▶ **Texte à lire**
------------

Bernard Pivot, le Journal du Dimanche, 19 août 2007.

Cette rentrée littéraire ne sera pas écrasée comme celle de l'année dernière par une météorite (Les Bienveillantes, de Jonathan Littell), ni, comme en 2005, agitée furieusement par un ovni (La possibilité d'une île, de Michel Houellebecq). Il y aura bien le livre très attendu de Yasmina Reza sur Nicolas Sarkozy, mais, s'il relève de la littérature et peut-être de la politique, on doute qu'il puisse être rangé dans le roman. C'est donc une rentrée ouverte, comme on le dit d'une course.

Table ouverte, aussi. Sur la mienne les romans forment des piles, des colonnes, des stalagmites. On pioche, on retourne, on renverse, on prend, on hume, on lit. Et on trouve son bonheur. Par exemple, Alabama Song, de Gilles Leroy.

Connaissez-vous Francis Scott Fitzgerald (Gatsby le magnifique, Tendre est la nuit, etc.), cet écrivain américain emporté en 1940, à l'âge de 44 ans, par une gloire aussi violente qu'éphémère, et par l'alcoolisme? Génie instable, prématurément usé. Plus lu et considéré par les Français que par les Américains, Fitzgerald a souvent séjourné à Paris. Lui et sa femme, Zelda, formaient un couple éblouissant de beauté et de glamour. Mais aussi tapageur, déchiré, insolent, scandaleux. Du gibier de potins. Elle, à la dérive, gagnée peu à peu par la folie, a terminé tragiquement sa vie, en 1948, dans une clinique psychiatrique.

C'est justement à Zelda que Gilles Leroy a confié la tâche de raconter leur existence. Ou plutôt sa vie à elle, Zelda Sayre, fille d'un juge de l'Alabama, petite-fille d'un sénateur et d'un gouverneur, jeune Sudiste sportive, délurée, décidée, qui, au lieu de céder à un costaud de Montgomery ou de s'unir à un fils de famille, préféra se faire enlever par un flamboyant gringalet de New York qui prétendait devenir le plus grand écrivain américain. On est séduit d'entrée par Zelda et par sa tonique manière de dire tout ça: les yeux verts du lieutenant Scott, ses talents de danseur, le conformisme du Sud, le désir de liberté, la fuite avec le Yankee...

Gilles Leroy ne prétend pas cerner la vérité au plus près. Il revendique au contraire le droit d'inventer des seconds rôles, des lettres, des événements, des rencontres. Puisque Zelda est un formidable personnage de roman, il la traite comme telle, et probablement, dans sa manière très personnelle, intime, de la faire revivre, de, risquons le mot, l'aimer, en donne-t-il un portrait d'une stupéfiante justesse. Surtout, il nous la rend très proche par l'emploi de mots et de tournures qui sont plus de notre époque que de la sienne. Le style moderne et brillantissime de Gilles Leroy, outre qu'il procure un constant plaisir de lecture, fait de Zelda une Américaine contemporaine, une femme d'aujourd'hui.

------------

▶ **Matériel fourni**
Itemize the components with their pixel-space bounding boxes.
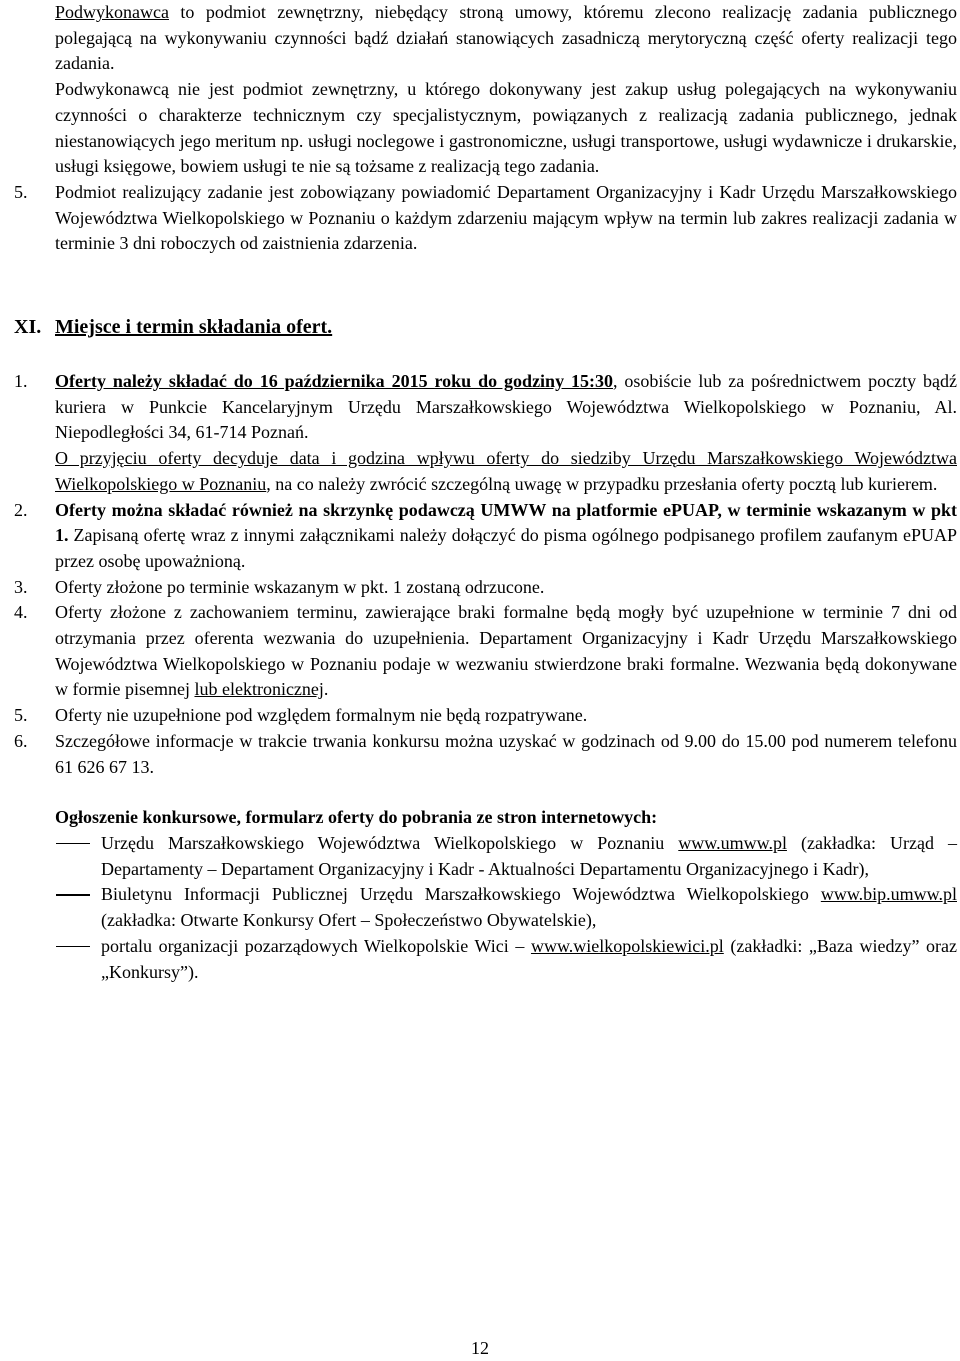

------------

▶ **Consigne donnée 1**
Extrayez mot pour mot, de la critique consacrée à Alabama Song, tout ce qui va de « Cette rentrée littéraire » jusqu'à « de Gilles Leroy. ».
▶ **Consigne donnée 2**
Prolongez la critique d'Alabama Song en reprenant juste après sa dernière phrase.

▶ **Réponse 1**
Cette rentrée littéraire ne sera pas écrasée comme celle de l'année dernière par une météorite (Les Bienveillantes, de Jonathan Littell), ni, comme en 2005, agitée furieusement par un ovni (La possibilité d'une île, de Michel Houellebecq). Il y aura bien le livre très attendu de Yasmina Reza sur Nicolas Sarkozy, mais, s'il relève de la littérature et peut-être de la politique, on doute qu'il puisse être rangé dans le roman. C'est donc une rentrée ouverte, comme on le dit d'une course.

Table ouverte, aussi. Sur la mienne les romans forment des piles, des colonnes, des stalagmites. On pioche, on retourne, on renverse, on prend, on hume, on lit. Et on trouve son bonheur. Par exemple, Alabama Song, de Gilles Leroy.

▶ **Réponse 2**
Une scène annonce ce que sera sa vie avec Scott. Pour ses 18 ans, l'excentrique jeune homme a envoyé un phaéton la prendre chez ses parents. "... Dans le geste galant de Scott, dont n'importe quelle débutante eût été flattée, il y avait une outrance et une domination qui me donnaient le sentiment d'être un joujou. Je sais tenir les chevaux, et je détestais ce cocher en habit ridicule. J'aurais tellement préféré conduire moi-même le cabriolet." Zelda ne conduira jamais. Scott sera toujours dans l'excès de passion, d'autorité, de muflerie, de romantisme, d'alcool. Elle avait voulu épouser un écrivain ? Elle l'avait, sauf qu'il ramenait tout à ses livres, à son travail, à sa gloire, à l'argent qu'il devait gagner pour payer une existence dispendieuse. Il se conduisait en enfant gâté. Ce qui faisait dire à Zelda: "Le seul enfant que je voulais de lui, c'était lui", alors que, comme elle en avait eu le pressentiment, elle n'était que son joujou. Sa parure, sa publicité, son meilleur sujet de roman. "Cette entreprise à deux, ce n'est pas l'amour."

L'amour, le vrai, le brûlant, elle l'a connu pendant un mois, sur la plage de Fréjus (le Sud, évidemment), avec un bel aviateur français. Mer, soleil et sexe. La comparaison n'était guère flatteuse pour le pauvre Scott... Celui-ci lui dit un jour, en français: "Accordons nos violons." Elle entendit: "Accordons nos violences." Elle répondit oui.

Elle a essayé de s'en sortir seule. Par la peinture et par l'écriture. Cette ambition littéraire tardive a déplu à Scott. Il l'accusa de le copier. Elle lui reprocha de lire son journal et de la piller. De signer de son nom des nouvelles qu'elle avait écrites. Comment croire une victime qui savait qu'elle avait déjà perdu la partie, qui collectionnait les psychiatres et que la folie rongeait un peu plus chaque jour?

Ainsi la jolie fille de l'Alabama avait-elle joyeusement commencé sa vie sur des airs de fox-trot et de matchiche et l'a-t-elle finie dans une sourde et pathétique complainte.
Alabama Song, de Gilles Leroy, Mercure de France, 192 pages, 15 euros.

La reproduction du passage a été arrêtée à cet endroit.